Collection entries
------------------------------

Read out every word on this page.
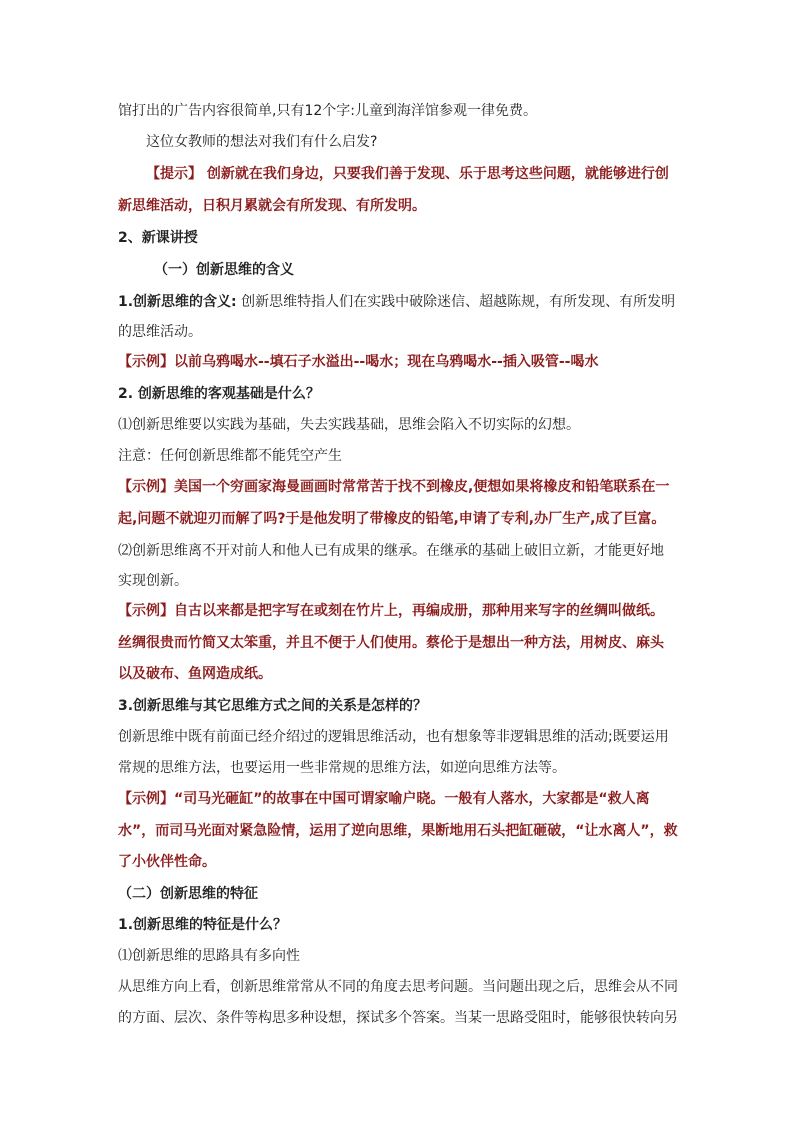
馆打出的广告内容很简单,只有12个字:儿童到海洋馆参观一律免费。
这位女教师的想法对我们有什么启发?
【提示】 创新就在我们身边，只要我们善于发现、乐于思考这些问题，就能够进行创
新思维活动，日积月累就会有所发现、有所发明。
2、新课讲授
（一）创新思维的含义
1.创新思维的含义: 创新思维特指人们在实践中破除迷信、超越陈规，有所发现、有所发明
的思维活动。
【示例】以前乌鸦喝水--填石子水溢出--喝水；现在乌鸦喝水--插入吸管--喝水
2. 创新思维的客观基础是什么？
⑴创新思维要以实践为基础，失去实践基础，思维会陷入不切实际的幻想。
注意：任何创新思维都不能凭空产生
【示例】美国一个穷画家海曼画画时常常苦于找不到橡皮,便想如果将橡皮和铅笔联系在一
起,问题不就迎刃而解了吗?于是他发明了带橡皮的铅笔,申请了专利,办厂生产,成了巨富。
⑵创新思维离不开对前人和他人已有成果的继承。在继承的基础上破旧立新，才能更好地
实现创新。
【示例】自古以来都是把字写在或刻在竹片上，再编成册，那种用来写字的丝绸叫做纸。
丝绸很贵而竹简又太笨重，并且不便于人们使用。蔡伦于是想出一种方法，用树皮、麻头
以及破布、鱼网造成纸。
3.创新思维与其它思维方式之间的关系是怎样的？
创新思维中既有前面已经介绍过的逻辑思维活动，也有想象等非逻辑思维的活动;既要运用
常规的思维方法，也要运用一些非常规的思维方法，如逆向思维方法等。
【示例】“司马光砸缸”的故事在中国可谓家喻户晓。一般有人落水，大家都是“救人离
水”，而司马光面对紧急险情，运用了逆向思维，果断地用石头把缸砸破，“让水离人”，救
了小伙伴性命。
（二）创新思维的特征
1.创新思维的特征是什么？
⑴创新思维的思路具有多向性
从思维方向上看，创新思维常常从不同的角度去思考问题。当问题出现之后，思维会从不同
的方面、层次、条件等构思多种设想，探试多个答案。当某一思路受阻时，能够很快转向另
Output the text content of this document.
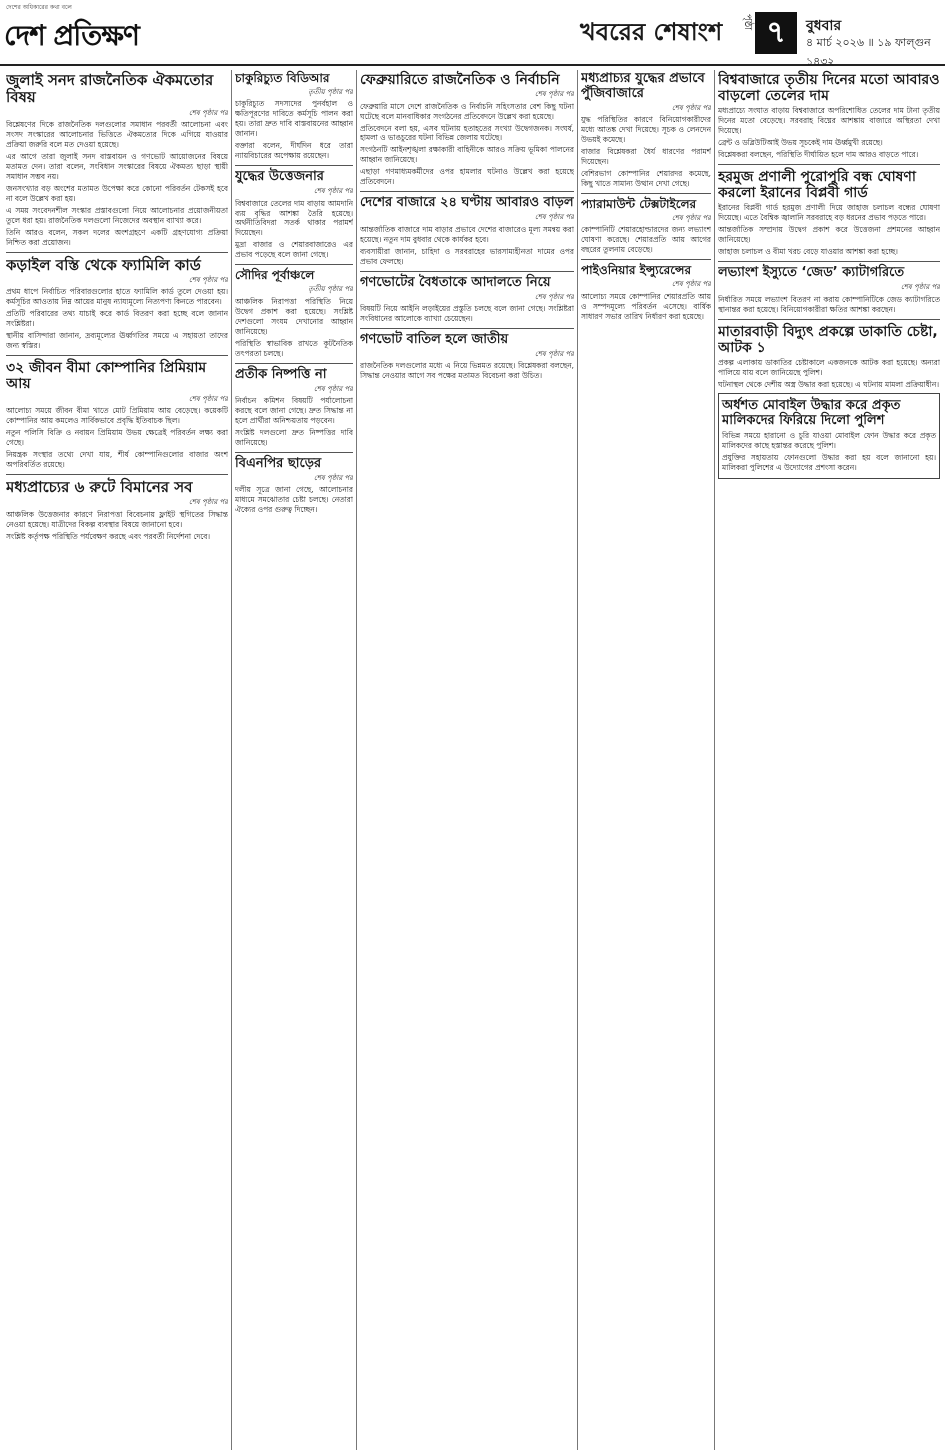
দেশের অধিকারের কথা বলে
দেশ প্রতিক্ষণ	খবরের শেষাংশ	পৃষ্ঠা ৭	বুধবার
৪ মার্চ ২০২৬ ॥ ১৯ ফাল্গুন ১৪৩২
জুলাই সনদ রাজনৈতিক ঐকমতোর বিষয়
শেষ পৃষ্ঠার পর

বিশ্লেষণের দিকে রাজনৈতিক দলগুলোর সমাধান পরবর্তী আলোচনা এবং সংসদ সংস্কারের আলোচনার ভিত্তিতে ঐকমত্যের দিকে এগিয়ে যাওয়ার প্রক্রিয়া জরুরি বলে মত দেওয়া হয়েছে।

এর আগে তারা জুলাই সনদ বাস্তবায়ন ও গণভোট আয়োজনের বিষয়ে মতামত দেন। তারা বলেন, সংবিধান সংস্কারের বিষয়ে ঐকমত্য ছাড়া স্থায়ী সমাধান সম্ভব নয়।

জনসংখ্যার বড় অংশের মতামত উপেক্ষা করে কোনো পরিবর্তন টেকসই হবে না বলে উল্লেখ করা হয়।

এ সময় সংবেদনশীল সংস্কার প্রস্তাবগুলো নিয়ে আলোচনার প্রয়োজনীয়তা তুলে ধরা হয়। রাজনৈতিক দলগুলো নিজেদের অবস্থান ব্যাখ্যা করে।

তিনি আরও বলেন, সকল দলের অংশগ্রহণে একটি গ্রহণযোগ্য প্রক্রিয়া নিশ্চিত করা প্রয়োজন।

কড়াইল বস্তি থেকে ফ্যামিলি কার্ড
শেষ পৃষ্ঠার পর

প্রথম ধাপে নির্বাচিত পরিবারগুলোর হাতে ফ্যামিলি কার্ড তুলে দেওয়া হয়। কর্মসূচির আওতায় নিম্ন আয়ের মানুষ ন্যায্যমূল্যে নিত্যপণ্য কিনতে পারবেন।

প্রতিটি পরিবারের তথ্য যাচাই করে কার্ড বিতরণ করা হচ্ছে বলে জানান সংশ্লিষ্টরা।

স্থানীয় বাসিন্দারা জানান, দ্রব্যমূল্যের ঊর্ধ্বগতির সময়ে এ সহায়তা তাদের জন্য স্বস্তির।

৩২ জীবন বীমা কোম্পানির প্রিমিয়াম আয়
শেষ পৃষ্ঠার পর

আলোচ্য সময়ে জীবন বীমা খাতে মোট প্রিমিয়াম আয় বেড়েছে। কয়েকটি কোম্পানির আয় কমলেও সার্বিকভাবে প্রবৃদ্ধি ইতিবাচক ছিল।

নতুন পলিসি বিক্রি ও নবায়ন প্রিমিয়াম উভয় ক্ষেত্রেই পরিবর্তন লক্ষ্য করা গেছে।

নিয়ন্ত্রক সংস্থার তথ্যে দেখা যায়, শীর্ষ কোম্পানিগুলোর বাজার অংশ অপরিবর্তিত রয়েছে।

মধ্যপ্রাচ্যের ৬ রুটে বিমানের সব
শেষ পৃষ্ঠার পর

আঞ্চলিক উত্তেজনার কারণে নিরাপত্তা বিবেচনায় ফ্লাইট স্থগিতের সিদ্ধান্ত নেওয়া হয়েছে। যাত্রীদের বিকল্প ব্যবস্থার বিষয়ে জানানো হবে।

সংশ্লিষ্ট কর্তৃপক্ষ পরিস্থিতি পর্যবেক্ষণ করছে এবং পরবর্তী নির্দেশনা দেবে।

চাকুরিচ্যুত বিডিআর
তৃতীয় পৃষ্ঠার পর

চাকুরিচ্যুত সদস্যদের পুনর্বহাল ও ক্ষতিপূরণের দাবিতে কর্মসূচি পালন করা হয়। তারা দ্রুত দাবি বাস্তবায়নের আহ্বান জানান।

বক্তারা বলেন, দীর্ঘদিন ধরে তারা ন্যায়বিচারের অপেক্ষায় রয়েছেন।

যুদ্ধের উত্তেজনার
শেষ পৃষ্ঠার পর

বিশ্ববাজারে তেলের দাম বাড়ায় আমদানি ব্যয় বৃদ্ধির আশঙ্কা তৈরি হয়েছে। অর্থনীতিবিদরা সতর্ক থাকার পরামর্শ দিয়েছেন।

মুদ্রা বাজার ও শেয়ারবাজারেও এর প্রভাব পড়েছে বলে জানা গেছে।

সৌদির পূর্বাঞ্চলে
তৃতীয় পৃষ্ঠার পর

আঞ্চলিক নিরাপত্তা পরিস্থিতি নিয়ে উদ্বেগ প্রকাশ করা হয়েছে। সংশ্লিষ্ট দেশগুলো সংযম দেখানোর আহ্বান জানিয়েছে।

পরিস্থিতি স্বাভাবিক রাখতে কূটনৈতিক তৎপরতা চলছে।

প্রতীক নিষ্পত্তি না
শেষ পৃষ্ঠার পর

নির্বাচন কমিশন বিষয়টি পর্যালোচনা করছে বলে জানা গেছে। দ্রুত সিদ্ধান্ত না হলে প্রার্থীরা অনিশ্চয়তায় পড়বেন।

সংশ্লিষ্ট দলগুলো দ্রুত নিষ্পত্তির দাবি জানিয়েছে।

বিএনপির ছাড়ের
শেষ পৃষ্ঠার পর

দলীয় সূত্রে জানা গেছে, আলোচনার মাধ্যমে সমঝোতার চেষ্টা চলছে। নেতারা ঐক্যের ওপর গুরুত্ব দিচ্ছেন।

ফেব্রুয়ারিতে রাজনৈতিক ও নির্বাচনি
শেষ পৃষ্ঠার পর

ফেব্রুয়ারি মাসে দেশে রাজনৈতিক ও নির্বাচনি সহিংসতার বেশ কিছু ঘটনা ঘটেছে বলে মানবাধিকার সংগঠনের প্রতিবেদনে উল্লেখ করা হয়েছে।

প্রতিবেদনে বলা হয়, এসব ঘটনায় হতাহতের সংখ্যা উদ্বেগজনক। সংঘর্ষ, হামলা ও ভাঙচুরের ঘটনা বিভিন্ন জেলায় ঘটেছে।

সংগঠনটি আইনশৃঙ্খলা রক্ষাকারী বাহিনীকে আরও সক্রিয় ভূমিকা পালনের আহ্বান জানিয়েছে।

এছাড়া গণমাধ্যমকর্মীদের ওপর হামলার ঘটনাও উল্লেখ করা হয়েছে প্রতিবেদনে।

দেশের বাজারে ২৪ ঘণ্টায় আবারও বাড়ল
শেষ পৃষ্ঠার পর

আন্তর্জাতিক বাজারে দাম বাড়ার প্রভাবে দেশের বাজারেও মূল্য সমন্বয় করা হয়েছে। নতুন দাম বুধবার থেকে কার্যকর হবে।

ব্যবসায়ীরা জানান, চাহিদা ও সরবরাহের ভারসাম্যহীনতা দামের ওপর প্রভাব ফেলছে।

গণভোটের বৈধতাকে আদালতে নিয়ে
শেষ পৃষ্ঠার পর

বিষয়টি নিয়ে আইনি লড়াইয়ের প্রস্তুতি চলছে বলে জানা গেছে। সংশ্লিষ্টরা সংবিধানের আলোকে ব্যাখ্যা চেয়েছেন।

গণভোট বাতিল হলে জাতীয়
শেষ পৃষ্ঠার পর

রাজনৈতিক দলগুলোর মধ্যে এ নিয়ে ভিন্নমত রয়েছে। বিশ্লেষকরা বলছেন, সিদ্ধান্ত নেওয়ার আগে সব পক্ষের মতামত বিবেচনা করা উচিত।

মধ্যপ্রাচ্যর যুদ্ধের প্রভাবে পুঁজিবাজারে
শেষ পৃষ্ঠার পর

যুদ্ধ পরিস্থিতির কারণে বিনিয়োগকারীদের মধ্যে আতঙ্ক দেখা দিয়েছে। সূচক ও লেনদেন উভয়ই কমেছে।

বাজার বিশ্লেষকরা ধৈর্য ধারণের পরামর্শ দিয়েছেন।

বেশিরভাগ কোম্পানির শেয়ারদর কমেছে, কিছু খাতে সামান্য উত্থান দেখা গেছে।

প্যারামাউন্ট টেক্সটাইলের
শেষ পৃষ্ঠার পর

কোম্পানিটি শেয়ারহোল্ডারদের জন্য লভ্যাংশ ঘোষণা করেছে। শেয়ারপ্রতি আয় আগের বছরের তুলনায় বেড়েছে।

পাইওনিয়ার ইন্স্যুরেন্সের
শেষ পৃষ্ঠার পর

আলোচ্য সময়ে কোম্পানির শেয়ারপ্রতি আয় ও সম্পদমূল্যে পরিবর্তন এসেছে। বার্ষিক সাধারণ সভার তারিখ নির্ধারণ করা হয়েছে।

বিশ্ববাজারে তৃতীয় দিনের মতো আবারও বাড়লো তেলের দাম

মধ্যপ্রাচ্যে সংঘাত বাড়ায় বিশ্ববাজারে অপরিশোধিত তেলের দাম টানা তৃতীয় দিনের মতো বেড়েছে। সরবরাহ বিঘ্নের আশঙ্কায় বাজারে অস্থিরতা দেখা দিয়েছে।

ব্রেন্ট ও ডব্লিউটিআই উভয় সূচকেই দাম ঊর্ধ্বমুখী রয়েছে।

বিশ্লেষকরা বলছেন, পরিস্থিতি দীর্ঘায়িত হলে দাম আরও বাড়তে পারে।

হরমুজ প্রণালী পুরোপুরি বন্ধ ঘোষণা করলো ইরানের বিপ্লবী গার্ড

ইরানের বিপ্লবী গার্ড হরমুজ প্রণালী দিয়ে জাহাজ চলাচল বন্ধের ঘোষণা দিয়েছে। এতে বৈশ্বিক জ্বালানি সরবরাহে বড় ধরনের প্রভাব পড়তে পারে।

আন্তর্জাতিক সম্প্রদায় উদ্বেগ প্রকাশ করে উত্তেজনা প্রশমনের আহ্বান জানিয়েছে।

জাহাজ চলাচল ও বীমা খরচ বেড়ে যাওয়ার আশঙ্কা করা হচ্ছে।

লভ্যাংশ ইস্যুতে ‘জেড’ ক্যাটাগরিতে
শেষ পৃষ্ঠার পর

নির্ধারিত সময়ে লভ্যাংশ বিতরণ না করায় কোম্পানিটিকে জেড ক্যাটাগরিতে স্থানান্তর করা হয়েছে। বিনিয়োগকারীরা ক্ষতির আশঙ্কা করছেন।

মাতারবাড়ী বিদ্যুৎ প্রকল্পে ডাকাতি চেষ্টা, আটক ১

প্রকল্প এলাকায় ডাকাতির চেষ্টাকালে একজনকে আটক করা হয়েছে। অন্যরা পালিয়ে যায় বলে জানিয়েছে পুলিশ।

ঘটনাস্থল থেকে দেশীয় অস্ত্র উদ্ধার করা হয়েছে। এ ঘটনায় মামলা প্রক্রিয়াধীন।

অর্ধশত মোবাইল উদ্ধার করে প্রকৃত মালিকদের ফিরিয়ে দিলো পুলিশ

বিভিন্ন সময়ে হারানো ও চুরি যাওয়া মোবাইল ফোন উদ্ধার করে প্রকৃত মালিকদের কাছে হস্তান্তর করেছে পুলিশ।

প্রযুক্তির সহায়তায় ফোনগুলো উদ্ধার করা হয় বলে জানানো হয়। মালিকরা পুলিশের এ উদ্যোগের প্রশংসা করেন।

------------------------------

Problem description:
The answer is the number of lines in the preceding material that hold "this"; write that number and nothing else.

Answer for the task:
2